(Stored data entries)
(begin)

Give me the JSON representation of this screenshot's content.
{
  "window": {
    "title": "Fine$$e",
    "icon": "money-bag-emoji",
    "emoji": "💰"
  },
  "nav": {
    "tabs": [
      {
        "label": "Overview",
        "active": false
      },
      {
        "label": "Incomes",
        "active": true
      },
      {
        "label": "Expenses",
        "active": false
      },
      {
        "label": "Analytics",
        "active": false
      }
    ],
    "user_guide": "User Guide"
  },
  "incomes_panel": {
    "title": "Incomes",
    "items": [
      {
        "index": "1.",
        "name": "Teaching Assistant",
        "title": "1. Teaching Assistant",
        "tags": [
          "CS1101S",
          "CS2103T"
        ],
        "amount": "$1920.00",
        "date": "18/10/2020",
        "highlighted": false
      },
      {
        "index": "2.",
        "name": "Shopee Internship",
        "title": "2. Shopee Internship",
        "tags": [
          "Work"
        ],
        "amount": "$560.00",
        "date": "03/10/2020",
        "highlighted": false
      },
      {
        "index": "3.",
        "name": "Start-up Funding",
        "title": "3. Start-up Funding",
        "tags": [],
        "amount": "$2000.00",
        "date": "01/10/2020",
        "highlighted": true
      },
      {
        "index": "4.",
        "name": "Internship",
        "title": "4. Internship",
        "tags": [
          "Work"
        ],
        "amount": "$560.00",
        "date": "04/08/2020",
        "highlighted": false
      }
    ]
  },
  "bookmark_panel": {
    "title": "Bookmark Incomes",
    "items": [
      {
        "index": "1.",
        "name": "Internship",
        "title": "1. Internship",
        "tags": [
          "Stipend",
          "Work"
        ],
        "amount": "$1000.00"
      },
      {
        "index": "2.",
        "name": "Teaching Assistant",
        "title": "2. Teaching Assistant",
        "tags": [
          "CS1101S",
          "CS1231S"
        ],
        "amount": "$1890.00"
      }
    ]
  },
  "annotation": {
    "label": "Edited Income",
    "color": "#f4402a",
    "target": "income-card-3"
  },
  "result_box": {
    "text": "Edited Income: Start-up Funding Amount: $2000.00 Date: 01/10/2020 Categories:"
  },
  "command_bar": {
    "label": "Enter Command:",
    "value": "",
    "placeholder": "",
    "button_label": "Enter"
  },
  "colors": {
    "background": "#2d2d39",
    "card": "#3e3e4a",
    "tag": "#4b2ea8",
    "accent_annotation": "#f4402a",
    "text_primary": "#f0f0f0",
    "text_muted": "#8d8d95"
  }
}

(end)

## [Aim of the exercise]
Count how many lines include the string "Funding". Nothing but the number is needed.

## [Reply]
3